### Исходный отрывок
Тотчас же после спектакля в большом зале замка, где столпилось общество, подобного которому нельзя было видеть ни в одном императорском или королевском дворце, Александр открыл бал с королевой Вестфальской. Молодой монарх в течение вечера несколько раз принимал участие в танцах, причем его изящество и приятная наружность имели громадный успех. “Император Александр танцует, – писал Наполеон Жозефине, – я нет. Сорок лет дают себя знать”.[583]
Обходя группы, он приказал представить себе некоторых замечательных по красоте или уму дам и осчастливил их взглядом или словом. Он беседовал с выдающимися лицами; затем, увидев Гёте, который по званию тайного советника был в числе приглашенных, подошел к нему, как к старому знакомому. За несколько дней до этого, узнав, что поэт в Эрфурте, он пожелал его видеть. С восхищением и как знаток, говорил он с ним о его произведениях и разбирал некоторые места из “Вертера”.[584] “Вот человек в полном смысле этого слова”,– сказал он после аудиенции. В Веймаре он возобновил с ним разговор и поддерживал его некоторое время; затем спросил о Виланде. Но Виланда не было. Старец удалился тотчас же после спектакля и не присутствовал на балу. Пришлось отправиться за ним вдогонку до самого его дома и привезти к императору.

### Список данных
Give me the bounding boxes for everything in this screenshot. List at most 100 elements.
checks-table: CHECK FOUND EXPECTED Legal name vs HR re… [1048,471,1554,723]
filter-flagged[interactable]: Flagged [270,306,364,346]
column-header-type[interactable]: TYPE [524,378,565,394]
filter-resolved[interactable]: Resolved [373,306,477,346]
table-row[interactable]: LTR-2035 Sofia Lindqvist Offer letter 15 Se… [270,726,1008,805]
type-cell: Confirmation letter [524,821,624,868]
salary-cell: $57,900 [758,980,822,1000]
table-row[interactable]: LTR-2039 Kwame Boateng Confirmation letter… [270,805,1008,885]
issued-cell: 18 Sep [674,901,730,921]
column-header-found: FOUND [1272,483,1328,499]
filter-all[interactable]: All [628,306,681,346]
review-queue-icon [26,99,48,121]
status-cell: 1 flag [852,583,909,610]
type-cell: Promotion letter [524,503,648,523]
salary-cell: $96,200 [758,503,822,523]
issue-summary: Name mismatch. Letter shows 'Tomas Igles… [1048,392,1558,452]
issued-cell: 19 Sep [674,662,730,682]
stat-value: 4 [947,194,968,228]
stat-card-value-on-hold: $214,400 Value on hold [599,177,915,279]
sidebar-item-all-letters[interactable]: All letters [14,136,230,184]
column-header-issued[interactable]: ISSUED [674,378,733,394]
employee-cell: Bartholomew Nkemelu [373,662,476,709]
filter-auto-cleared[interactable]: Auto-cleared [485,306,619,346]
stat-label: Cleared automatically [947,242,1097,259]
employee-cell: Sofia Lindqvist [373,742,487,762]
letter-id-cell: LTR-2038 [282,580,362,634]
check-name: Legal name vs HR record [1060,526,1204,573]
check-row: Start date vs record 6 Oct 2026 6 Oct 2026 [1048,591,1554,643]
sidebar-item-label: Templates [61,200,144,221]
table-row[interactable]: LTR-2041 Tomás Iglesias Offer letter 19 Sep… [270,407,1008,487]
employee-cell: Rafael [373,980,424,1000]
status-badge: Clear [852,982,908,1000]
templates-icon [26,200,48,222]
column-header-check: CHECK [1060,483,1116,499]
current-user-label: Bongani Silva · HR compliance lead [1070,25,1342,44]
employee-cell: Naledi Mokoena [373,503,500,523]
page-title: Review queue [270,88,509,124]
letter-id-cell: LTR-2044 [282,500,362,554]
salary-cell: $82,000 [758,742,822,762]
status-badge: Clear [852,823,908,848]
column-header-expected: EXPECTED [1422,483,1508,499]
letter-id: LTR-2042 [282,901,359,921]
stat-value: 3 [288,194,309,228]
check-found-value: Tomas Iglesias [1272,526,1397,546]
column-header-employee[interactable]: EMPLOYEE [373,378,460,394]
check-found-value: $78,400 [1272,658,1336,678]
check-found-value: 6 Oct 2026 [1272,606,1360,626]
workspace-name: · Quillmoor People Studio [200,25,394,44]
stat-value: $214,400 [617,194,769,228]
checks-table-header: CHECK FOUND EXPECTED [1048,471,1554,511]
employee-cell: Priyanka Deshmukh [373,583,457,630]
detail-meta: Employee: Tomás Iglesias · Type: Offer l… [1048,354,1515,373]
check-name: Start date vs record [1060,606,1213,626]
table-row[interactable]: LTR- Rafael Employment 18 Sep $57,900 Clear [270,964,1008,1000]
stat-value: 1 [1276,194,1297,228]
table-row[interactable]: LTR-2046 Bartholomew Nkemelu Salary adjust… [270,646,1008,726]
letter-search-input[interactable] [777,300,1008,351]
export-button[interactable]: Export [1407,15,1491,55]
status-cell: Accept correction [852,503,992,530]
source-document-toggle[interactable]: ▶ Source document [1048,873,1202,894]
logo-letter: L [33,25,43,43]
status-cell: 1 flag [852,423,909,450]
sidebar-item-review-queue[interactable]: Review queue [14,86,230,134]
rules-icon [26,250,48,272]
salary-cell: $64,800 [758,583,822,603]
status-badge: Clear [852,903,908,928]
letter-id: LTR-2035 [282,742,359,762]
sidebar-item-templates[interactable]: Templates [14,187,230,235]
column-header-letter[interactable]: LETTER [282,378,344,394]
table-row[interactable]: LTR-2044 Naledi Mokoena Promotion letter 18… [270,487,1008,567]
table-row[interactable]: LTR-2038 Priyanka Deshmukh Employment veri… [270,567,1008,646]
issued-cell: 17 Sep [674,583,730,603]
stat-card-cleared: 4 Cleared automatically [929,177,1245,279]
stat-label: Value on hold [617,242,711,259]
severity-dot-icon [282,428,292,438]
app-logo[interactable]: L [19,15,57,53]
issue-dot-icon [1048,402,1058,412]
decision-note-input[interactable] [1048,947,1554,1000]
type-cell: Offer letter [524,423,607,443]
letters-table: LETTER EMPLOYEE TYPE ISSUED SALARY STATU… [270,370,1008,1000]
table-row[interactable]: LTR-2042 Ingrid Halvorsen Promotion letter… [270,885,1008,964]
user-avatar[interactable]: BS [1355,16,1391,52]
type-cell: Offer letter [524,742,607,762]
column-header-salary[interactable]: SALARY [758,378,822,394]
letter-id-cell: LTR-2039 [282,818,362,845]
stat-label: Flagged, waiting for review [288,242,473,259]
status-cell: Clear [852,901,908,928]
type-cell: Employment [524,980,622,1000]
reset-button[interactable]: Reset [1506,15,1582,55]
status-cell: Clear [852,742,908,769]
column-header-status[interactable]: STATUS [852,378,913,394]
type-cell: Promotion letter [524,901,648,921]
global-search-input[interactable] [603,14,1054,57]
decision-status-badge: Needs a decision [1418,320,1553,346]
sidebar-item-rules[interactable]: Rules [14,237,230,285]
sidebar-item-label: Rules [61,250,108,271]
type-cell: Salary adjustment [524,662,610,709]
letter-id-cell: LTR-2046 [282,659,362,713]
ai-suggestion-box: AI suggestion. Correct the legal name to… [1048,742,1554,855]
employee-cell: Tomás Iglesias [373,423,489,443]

### Цель задания
Продолжите, пожалуйста, отрывок о бале в замке и беседе Наполеона с Гёте, начав сразу после его последнего предложения. Список выше — самостоятельный материал, с отрывком он не связан.

### Письменный ответ
“Мне ничего не оставалось, – рассказывает Виланд, – как сесть в карету, присланную за мной герцогиней, и поехать на бал в моем обыкновенном наряде, не напудренным, с ермолкой на голове, в суконных сапогах; но в общем одетым прилично. Я приехал в половине одиннадцатого. Едва я вошел, как Наполеон пошел мне навстречу с другого конца залы; сама герцогиня представила меня ему”.[585]
Прием, оказанный Наполеоном поэту, был совершенно исключительным. Это не был прием монарха подданному, которому он хочет оказать некоторое внимание. В словах Наполеона, в его манере держать себя не было ничего покровительственного, ни малейшего следа той монаршей благосклонности, которая заставляет чувствовать разницу положения. Он хотел понравиться Виланду и серьезно познакомиться с этим гениальным человеком. Обнаруживая высокую степень деликатности, понимания людей и собственного величия, он обошелся с ним, как с равным, и говорил с ним просто и увлекательно, тоном, равно далеким от надменности и фамильярности. Можно было подумать, что это – встреча двух равных по положению людей, двух величайших гениев на различных поприщах, которым принято познакомиться, обменяться взглядами и которые знают, что могут многое сказать друг другу.